DIRECTIONS
Here are some records; return them all exactly.

Stored data
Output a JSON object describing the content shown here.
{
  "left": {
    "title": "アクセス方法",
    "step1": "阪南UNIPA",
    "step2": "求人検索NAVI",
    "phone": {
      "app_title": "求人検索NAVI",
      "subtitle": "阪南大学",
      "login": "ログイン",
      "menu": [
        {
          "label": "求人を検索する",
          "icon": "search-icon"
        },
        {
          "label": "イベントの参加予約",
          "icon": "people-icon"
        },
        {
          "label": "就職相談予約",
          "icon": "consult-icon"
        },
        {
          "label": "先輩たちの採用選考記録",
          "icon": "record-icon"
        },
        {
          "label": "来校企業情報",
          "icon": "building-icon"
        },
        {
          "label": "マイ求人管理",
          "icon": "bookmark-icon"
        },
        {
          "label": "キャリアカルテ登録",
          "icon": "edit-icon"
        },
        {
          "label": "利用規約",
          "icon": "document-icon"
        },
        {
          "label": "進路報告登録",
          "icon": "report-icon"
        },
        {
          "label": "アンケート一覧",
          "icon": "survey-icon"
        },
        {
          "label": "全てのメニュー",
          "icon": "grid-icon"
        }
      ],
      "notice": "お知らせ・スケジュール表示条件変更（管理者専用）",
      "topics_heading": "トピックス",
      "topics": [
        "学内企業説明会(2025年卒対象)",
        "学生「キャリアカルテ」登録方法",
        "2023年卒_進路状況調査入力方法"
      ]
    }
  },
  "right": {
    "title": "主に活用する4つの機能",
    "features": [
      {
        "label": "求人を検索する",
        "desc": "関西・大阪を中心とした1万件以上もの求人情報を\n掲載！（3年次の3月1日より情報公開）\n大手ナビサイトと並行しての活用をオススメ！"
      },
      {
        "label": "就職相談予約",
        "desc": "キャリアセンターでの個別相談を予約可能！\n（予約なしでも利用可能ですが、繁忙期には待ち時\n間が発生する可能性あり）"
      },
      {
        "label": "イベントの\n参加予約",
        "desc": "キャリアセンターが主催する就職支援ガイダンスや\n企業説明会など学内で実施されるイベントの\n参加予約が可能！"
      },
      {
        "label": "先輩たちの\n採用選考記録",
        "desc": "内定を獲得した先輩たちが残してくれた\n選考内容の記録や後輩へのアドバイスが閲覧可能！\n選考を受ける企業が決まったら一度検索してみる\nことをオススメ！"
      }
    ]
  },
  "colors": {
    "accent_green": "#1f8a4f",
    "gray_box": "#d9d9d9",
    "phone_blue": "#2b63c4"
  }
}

ANSWER
Output a JSON object describing the content shown here.
{
  "left": {
    "title": "アクセス方法",
    "step1": "阪南UNIPA",
    "step2": "求人検索NAVI",
    "phone": {
      "app_title": "求人検索NAVI",
      "subtitle": "阪南大学",
      "login": "ログイン",
      "menu": [
        {
          "label": "求人を検索する",
          "icon": "search-icon"
        },
        {
          "label": "イベントの参加予約",
          "icon": "people-icon"
        },
        {
          "label": "就職相談予約",
          "icon": "consult-icon"
        },
        {
          "label": "先輩たちの採用選考記録",
          "icon": "record-icon"
        },
        {
          "label": "来校企業情報",
          "icon": "building-icon"
        },
        {
          "label": "マイ求人管理",
          "icon": "bookmark-icon"
        },
        {
          "label": "キャリアカルテ登録",
          "icon": "edit-icon"
        },
        {
          "label": "利用規約",
          "icon": "document-icon"
        },
        {
          "label": "進路報告登録",
          "icon": "report-icon"
        },
        {
          "label": "アンケート一覧",
          "icon": "survey-icon"
        },
        {
          "label": "全てのメニュー",
          "icon": "grid-icon"
        }
      ],
      "notice": "お知らせ・スケジュール表示条件変更（管理者専用）",
      "topics_heading": "トピックス",
      "topics": [
        "学内企業説明会(2025年卒対象)",
        "学生「キャリアカルテ」登録方法",
        "2023年卒_進路状況調査入力方法"
      ]
    }
  },
  "right": {
    "title": "主に活用する4つの機能",
    "features": [
      {
        "label": "求人を検索する",
        "desc": "関西・大阪を中心とした1万件以上もの求人情報を\n掲載！（3年次の3月1日より情報公開）\n大手ナビサイトと並行しての活用をオススメ！"
      },
      {
        "label": "就職相談予約",
        "desc": "キャリアセンターでの個別相談を予約可能！\n（予約なしでも利用可能ですが、繁忙期には待ち時\n間が発生する可能性あり）"
      },
      {
        "label": "イベントの\n参加予約",
        "desc": "キャリアセンターが主催する就職支援ガイダンスや\n企業説明会など学内で実施されるイベントの\n参加予約が可能！"
      },
      {
        "label": "先輩たちの\n採用選考記録",
        "desc": "内定を獲得した先輩たちが残してくれた\n選考内容の記録や後輩へのアドバイスが閲覧可能！\n選考を受ける企業が決まったら一度検索してみる\nことをオススメ！"
      }
    ]
  },
  "colors": {
    "accent_green": "#1f8a4f",
    "gray_box": "#d9d9d9",
    "phone_blue": "#2b63c4"
  }
}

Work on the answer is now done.